▶ [Exercise] Can you output the data word for word, beginning with its very first line and continuing through the line containing "verified-badge-icon <box>807 221", with both of those lines included?

>> Start Task material

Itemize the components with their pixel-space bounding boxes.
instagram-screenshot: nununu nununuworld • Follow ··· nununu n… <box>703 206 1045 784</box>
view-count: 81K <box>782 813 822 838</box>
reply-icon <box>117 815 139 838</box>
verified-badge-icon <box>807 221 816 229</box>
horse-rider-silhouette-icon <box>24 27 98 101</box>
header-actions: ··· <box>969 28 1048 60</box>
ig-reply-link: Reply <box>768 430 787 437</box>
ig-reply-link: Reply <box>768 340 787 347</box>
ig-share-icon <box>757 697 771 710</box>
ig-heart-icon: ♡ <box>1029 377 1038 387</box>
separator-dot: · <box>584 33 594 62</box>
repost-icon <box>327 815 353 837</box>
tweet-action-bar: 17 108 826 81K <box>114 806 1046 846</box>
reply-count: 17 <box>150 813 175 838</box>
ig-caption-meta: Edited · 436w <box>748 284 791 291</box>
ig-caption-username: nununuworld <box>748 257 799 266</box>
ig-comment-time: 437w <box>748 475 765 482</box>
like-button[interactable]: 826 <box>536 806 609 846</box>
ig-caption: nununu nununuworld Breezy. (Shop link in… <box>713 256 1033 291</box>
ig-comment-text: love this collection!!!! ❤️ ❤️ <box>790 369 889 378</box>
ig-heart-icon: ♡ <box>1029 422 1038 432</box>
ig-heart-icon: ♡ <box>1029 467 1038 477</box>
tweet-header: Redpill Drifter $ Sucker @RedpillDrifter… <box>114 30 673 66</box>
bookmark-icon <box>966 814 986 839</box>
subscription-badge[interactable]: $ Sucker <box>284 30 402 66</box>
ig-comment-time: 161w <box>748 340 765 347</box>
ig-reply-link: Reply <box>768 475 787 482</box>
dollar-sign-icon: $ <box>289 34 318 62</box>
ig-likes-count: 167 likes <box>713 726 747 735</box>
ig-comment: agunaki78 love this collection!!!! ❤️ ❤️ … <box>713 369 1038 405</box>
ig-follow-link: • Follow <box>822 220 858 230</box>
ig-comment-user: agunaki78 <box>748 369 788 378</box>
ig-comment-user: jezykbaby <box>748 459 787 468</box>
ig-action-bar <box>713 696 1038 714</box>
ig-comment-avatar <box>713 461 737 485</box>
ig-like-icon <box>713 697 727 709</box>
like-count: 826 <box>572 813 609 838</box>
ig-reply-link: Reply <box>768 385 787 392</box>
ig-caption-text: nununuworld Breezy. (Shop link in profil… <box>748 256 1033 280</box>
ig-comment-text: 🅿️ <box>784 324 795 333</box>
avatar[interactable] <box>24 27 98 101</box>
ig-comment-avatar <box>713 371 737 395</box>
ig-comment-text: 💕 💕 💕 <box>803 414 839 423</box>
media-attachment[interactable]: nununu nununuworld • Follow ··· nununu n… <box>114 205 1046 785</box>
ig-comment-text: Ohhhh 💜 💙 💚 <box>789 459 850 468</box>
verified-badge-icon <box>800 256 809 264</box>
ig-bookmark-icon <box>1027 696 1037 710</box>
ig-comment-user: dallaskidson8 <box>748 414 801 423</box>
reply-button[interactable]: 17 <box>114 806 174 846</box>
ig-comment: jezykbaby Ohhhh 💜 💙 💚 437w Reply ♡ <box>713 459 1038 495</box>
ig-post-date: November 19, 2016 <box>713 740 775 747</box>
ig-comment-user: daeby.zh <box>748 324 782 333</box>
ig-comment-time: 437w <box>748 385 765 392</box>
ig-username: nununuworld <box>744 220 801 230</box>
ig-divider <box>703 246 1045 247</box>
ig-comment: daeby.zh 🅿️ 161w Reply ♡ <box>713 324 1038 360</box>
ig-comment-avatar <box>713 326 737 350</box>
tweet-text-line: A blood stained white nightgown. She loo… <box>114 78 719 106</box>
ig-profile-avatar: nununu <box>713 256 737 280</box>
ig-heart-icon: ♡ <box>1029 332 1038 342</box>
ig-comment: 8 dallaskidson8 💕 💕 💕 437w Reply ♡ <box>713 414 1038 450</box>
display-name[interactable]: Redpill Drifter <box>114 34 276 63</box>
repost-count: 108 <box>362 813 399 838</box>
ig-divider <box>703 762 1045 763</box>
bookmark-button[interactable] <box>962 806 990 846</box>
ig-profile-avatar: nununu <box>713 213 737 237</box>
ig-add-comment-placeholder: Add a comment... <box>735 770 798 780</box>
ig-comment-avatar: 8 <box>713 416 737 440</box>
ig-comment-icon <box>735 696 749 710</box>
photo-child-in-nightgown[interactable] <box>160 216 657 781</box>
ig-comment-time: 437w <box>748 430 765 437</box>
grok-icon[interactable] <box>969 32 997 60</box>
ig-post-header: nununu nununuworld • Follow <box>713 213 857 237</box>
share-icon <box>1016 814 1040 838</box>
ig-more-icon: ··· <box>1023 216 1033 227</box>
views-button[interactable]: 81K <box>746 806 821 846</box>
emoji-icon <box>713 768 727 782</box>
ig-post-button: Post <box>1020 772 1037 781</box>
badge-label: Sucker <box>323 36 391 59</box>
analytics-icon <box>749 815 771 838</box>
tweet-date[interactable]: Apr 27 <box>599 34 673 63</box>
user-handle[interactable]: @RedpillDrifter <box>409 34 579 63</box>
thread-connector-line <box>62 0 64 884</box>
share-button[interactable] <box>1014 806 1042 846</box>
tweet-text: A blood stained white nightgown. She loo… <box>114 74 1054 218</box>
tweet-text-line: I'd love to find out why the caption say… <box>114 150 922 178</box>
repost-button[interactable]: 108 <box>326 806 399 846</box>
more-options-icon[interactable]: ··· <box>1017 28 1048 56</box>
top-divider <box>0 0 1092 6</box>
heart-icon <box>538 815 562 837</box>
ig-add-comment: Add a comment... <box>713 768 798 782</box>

>> End Task material

▶ [Response to this exercise]
Itemize the components with their pixel-space bounding boxes.
instagram-screenshot: nununu nununuworld • Follow ··· nununu n… <box>703 206 1045 784</box>
view-count: 81K <box>782 813 822 838</box>
reply-icon <box>117 815 139 838</box>
verified-badge-icon <box>807 221 816 229</box>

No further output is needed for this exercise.